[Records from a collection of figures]

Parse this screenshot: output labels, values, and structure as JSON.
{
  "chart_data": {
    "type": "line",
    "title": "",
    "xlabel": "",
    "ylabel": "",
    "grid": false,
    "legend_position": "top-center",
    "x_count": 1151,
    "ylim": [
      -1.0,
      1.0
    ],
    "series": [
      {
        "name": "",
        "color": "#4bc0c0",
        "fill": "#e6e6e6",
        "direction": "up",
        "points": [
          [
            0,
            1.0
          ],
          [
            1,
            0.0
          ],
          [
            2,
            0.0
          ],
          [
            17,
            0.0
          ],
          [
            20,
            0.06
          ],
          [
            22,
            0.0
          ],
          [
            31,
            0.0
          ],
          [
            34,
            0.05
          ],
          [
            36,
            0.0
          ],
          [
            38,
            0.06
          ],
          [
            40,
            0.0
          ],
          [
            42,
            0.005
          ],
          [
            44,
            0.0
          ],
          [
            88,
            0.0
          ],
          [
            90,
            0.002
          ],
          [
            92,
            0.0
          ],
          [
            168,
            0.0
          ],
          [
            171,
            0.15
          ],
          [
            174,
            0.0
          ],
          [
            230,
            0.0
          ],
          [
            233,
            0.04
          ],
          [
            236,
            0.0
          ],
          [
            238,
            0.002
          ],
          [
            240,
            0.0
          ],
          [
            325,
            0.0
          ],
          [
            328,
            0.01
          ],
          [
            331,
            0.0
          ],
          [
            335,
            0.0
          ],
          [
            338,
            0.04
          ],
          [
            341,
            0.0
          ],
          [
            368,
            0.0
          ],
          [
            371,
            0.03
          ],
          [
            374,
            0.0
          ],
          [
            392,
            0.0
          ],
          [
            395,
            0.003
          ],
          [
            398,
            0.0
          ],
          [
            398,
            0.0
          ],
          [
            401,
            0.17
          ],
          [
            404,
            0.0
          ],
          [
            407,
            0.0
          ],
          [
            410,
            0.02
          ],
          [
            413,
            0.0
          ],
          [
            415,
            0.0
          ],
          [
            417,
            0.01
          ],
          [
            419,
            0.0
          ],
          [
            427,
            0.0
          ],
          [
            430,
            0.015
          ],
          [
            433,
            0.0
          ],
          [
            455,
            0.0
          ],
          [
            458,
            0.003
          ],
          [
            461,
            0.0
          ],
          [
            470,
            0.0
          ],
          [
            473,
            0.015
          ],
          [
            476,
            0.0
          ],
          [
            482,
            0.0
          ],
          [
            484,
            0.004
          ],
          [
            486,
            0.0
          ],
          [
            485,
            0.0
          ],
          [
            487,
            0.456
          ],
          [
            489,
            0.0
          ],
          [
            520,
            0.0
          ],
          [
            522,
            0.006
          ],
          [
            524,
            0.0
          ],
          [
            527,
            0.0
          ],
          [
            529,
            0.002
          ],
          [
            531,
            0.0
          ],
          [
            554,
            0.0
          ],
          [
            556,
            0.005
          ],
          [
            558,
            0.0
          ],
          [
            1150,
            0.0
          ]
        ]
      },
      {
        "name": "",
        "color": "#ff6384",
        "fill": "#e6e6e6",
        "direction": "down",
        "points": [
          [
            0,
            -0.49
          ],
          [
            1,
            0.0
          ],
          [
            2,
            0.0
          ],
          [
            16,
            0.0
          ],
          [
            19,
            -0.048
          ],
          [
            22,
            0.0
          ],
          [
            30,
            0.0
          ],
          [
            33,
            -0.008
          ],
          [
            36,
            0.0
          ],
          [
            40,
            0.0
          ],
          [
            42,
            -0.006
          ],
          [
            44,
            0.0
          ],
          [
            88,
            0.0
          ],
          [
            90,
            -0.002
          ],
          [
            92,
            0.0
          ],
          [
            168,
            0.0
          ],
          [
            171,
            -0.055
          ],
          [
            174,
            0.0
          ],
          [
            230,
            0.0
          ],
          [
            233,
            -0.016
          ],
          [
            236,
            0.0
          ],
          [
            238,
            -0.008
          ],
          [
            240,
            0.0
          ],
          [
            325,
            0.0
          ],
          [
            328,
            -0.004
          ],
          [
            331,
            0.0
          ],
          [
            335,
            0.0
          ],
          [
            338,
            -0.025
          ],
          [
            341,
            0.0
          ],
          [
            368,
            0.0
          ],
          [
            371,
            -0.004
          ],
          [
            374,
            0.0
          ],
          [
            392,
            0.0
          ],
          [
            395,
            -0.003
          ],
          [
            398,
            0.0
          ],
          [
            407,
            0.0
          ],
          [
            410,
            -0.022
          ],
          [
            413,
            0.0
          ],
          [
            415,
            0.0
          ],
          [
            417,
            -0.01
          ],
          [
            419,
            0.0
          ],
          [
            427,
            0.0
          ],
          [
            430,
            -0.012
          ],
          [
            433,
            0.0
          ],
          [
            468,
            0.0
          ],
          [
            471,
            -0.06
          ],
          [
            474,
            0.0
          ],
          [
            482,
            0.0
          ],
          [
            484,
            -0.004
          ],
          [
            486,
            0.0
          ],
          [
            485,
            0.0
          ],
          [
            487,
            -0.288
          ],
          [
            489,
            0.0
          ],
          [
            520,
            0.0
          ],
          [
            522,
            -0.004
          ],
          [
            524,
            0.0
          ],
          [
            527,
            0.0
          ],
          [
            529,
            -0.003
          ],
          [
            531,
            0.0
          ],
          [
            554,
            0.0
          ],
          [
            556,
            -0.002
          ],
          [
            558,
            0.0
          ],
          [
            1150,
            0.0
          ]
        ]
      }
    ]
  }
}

Task details: Restate the whole of the material exactly.

Full solution:
Parse this screenshot: output labels, values, and structure as JSON.
{
  "chart_data": {
    "type": "line",
    "title": "",
    "xlabel": "",
    "ylabel": "",
    "grid": false,
    "legend_position": "top-center",
    "x_count": 1151,
    "ylim": [
      -1.0,
      1.0
    ],
    "series": [
      {
        "name": "",
        "color": "#4bc0c0",
        "fill": "#e6e6e6",
        "direction": "up",
        "points": [
          [
            0,
            1.0
          ],
          [
            1,
            0.0
          ],
          [
            2,
            0.0
          ],
          [
            17,
            0.0
          ],
          [
            20,
            0.06
          ],
          [
            22,
            0.0
          ],
          [
            31,
            0.0
          ],
          [
            34,
            0.05
          ],
          [
            36,
            0.0
          ],
          [
            38,
            0.06
          ],
          [
            40,
            0.0
          ],
          [
            42,
            0.005
          ],
          [
            44,
            0.0
          ],
          [
            88,
            0.0
          ],
          [
            90,
            0.002
          ],
          [
            92,
            0.0
          ],
          [
            168,
            0.0
          ],
          [
            171,
            0.15
          ],
          [
            174,
            0.0
          ],
          [
            230,
            0.0
          ],
          [
            233,
            0.04
          ],
          [
            236,
            0.0
          ],
          [
            238,
            0.002
          ],
          [
            240,
            0.0
          ],
          [
            325,
            0.0
          ],
          [
            328,
            0.01
          ],
          [
            331,
            0.0
          ],
          [
            335,
            0.0
          ],
          [
            338,
            0.04
          ],
          [
            341,
            0.0
          ],
          [
            368,
            0.0
          ],
          [
            371,
            0.03
          ],
          [
            374,
            0.0
          ],
          [
            392,
            0.0
          ],
          [
            395,
            0.003
          ],
          [
            398,
            0.0
          ],
          [
            398,
            0.0
          ],
          [
            401,
            0.17
          ],
          [
            404,
            0.0
          ],
          [
            407,
            0.0
          ],
          [
            410,
            0.02
          ],
          [
            413,
            0.0
          ],
          [
            415,
            0.0
          ],
          [
            417,
            0.01
          ],
          [
            419,
            0.0
          ],
          [
            427,
            0.0
          ],
          [
            430,
            0.015
          ],
          [
            433,
            0.0
          ],
          [
            455,
            0.0
          ],
          [
            458,
            0.003
          ],
          [
            461,
            0.0
          ],
          [
            470,
            0.0
          ],
          [
            473,
            0.015
          ],
          [
            476,
            0.0
          ],
          [
            482,
            0.0
          ],
          [
            484,
            0.004
          ],
          [
            486,
            0.0
          ],
          [
            485,
            0.0
          ],
          [
            487,
            0.456
          ],
          [
            489,
            0.0
          ],
          [
            520,
            0.0
          ],
          [
            522,
            0.006
          ],
          [
            524,
            0.0
          ],
          [
            527,
            0.0
          ],
          [
            529,
            0.002
          ],
          [
            531,
            0.0
          ],
          [
            554,
            0.0
          ],
          [
            556,
            0.005
          ],
          [
            558,
            0.0
          ],
          [
            1150,
            0.0
          ]
        ]
      },
      {
        "name": "",
        "color": "#ff6384",
        "fill": "#e6e6e6",
        "direction": "down",
        "points": [
          [
            0,
            -0.49
          ],
          [
            1,
            0.0
          ],
          [
            2,
            0.0
          ],
          [
            16,
            0.0
          ],
          [
            19,
            -0.048
          ],
          [
            22,
            0.0
          ],
          [
            30,
            0.0
          ],
          [
            33,
            -0.008
          ],
          [
            36,
            0.0
          ],
          [
            40,
            0.0
          ],
          [
            42,
            -0.006
          ],
          [
            44,
            0.0
          ],
          [
            88,
            0.0
          ],
          [
            90,
            -0.002
          ],
          [
            92,
            0.0
          ],
          [
            168,
            0.0
          ],
          [
            171,
            -0.055
          ],
          [
            174,
            0.0
          ],
          [
            230,
            0.0
          ],
          [
            233,
            -0.016
          ],
          [
            236,
            0.0
          ],
          [
            238,
            -0.008
          ],
          [
            240,
            0.0
          ],
          [
            325,
            0.0
          ],
          [
            328,
            -0.004
          ],
          [
            331,
            0.0
          ],
          [
            335,
            0.0
          ],
          [
            338,
            -0.025
          ],
          [
            341,
            0.0
          ],
          [
            368,
            0.0
          ],
          [
            371,
            -0.004
          ],
          [
            374,
            0.0
          ],
          [
            392,
            0.0
          ],
          [
            395,
            -0.003
          ],
          [
            398,
            0.0
          ],
          [
            407,
            0.0
          ],
          [
            410,
            -0.022
          ],
          [
            413,
            0.0
          ],
          [
            415,
            0.0
          ],
          [
            417,
            -0.01
          ],
          [
            419,
            0.0
          ],
          [
            427,
            0.0
          ],
          [
            430,
            -0.012
          ],
          [
            433,
            0.0
          ],
          [
            468,
            0.0
          ],
          [
            471,
            -0.06
          ],
          [
            474,
            0.0
          ],
          [
            482,
            0.0
          ],
          [
            484,
            -0.004
          ],
          [
            486,
            0.0
          ],
          [
            485,
            0.0
          ],
          [
            487,
            -0.288
          ],
          [
            489,
            0.0
          ],
          [
            520,
            0.0
          ],
          [
            522,
            -0.004
          ],
          [
            524,
            0.0
          ],
          [
            527,
            0.0
          ],
          [
            529,
            -0.003
          ],
          [
            531,
            0.0
          ],
          [
            554,
            0.0
          ],
          [
            556,
            -0.002
          ],
          [
            558,
            0.0
          ],
          [
            1150,
            0.0
          ]
        ]
      }
    ]
  }
}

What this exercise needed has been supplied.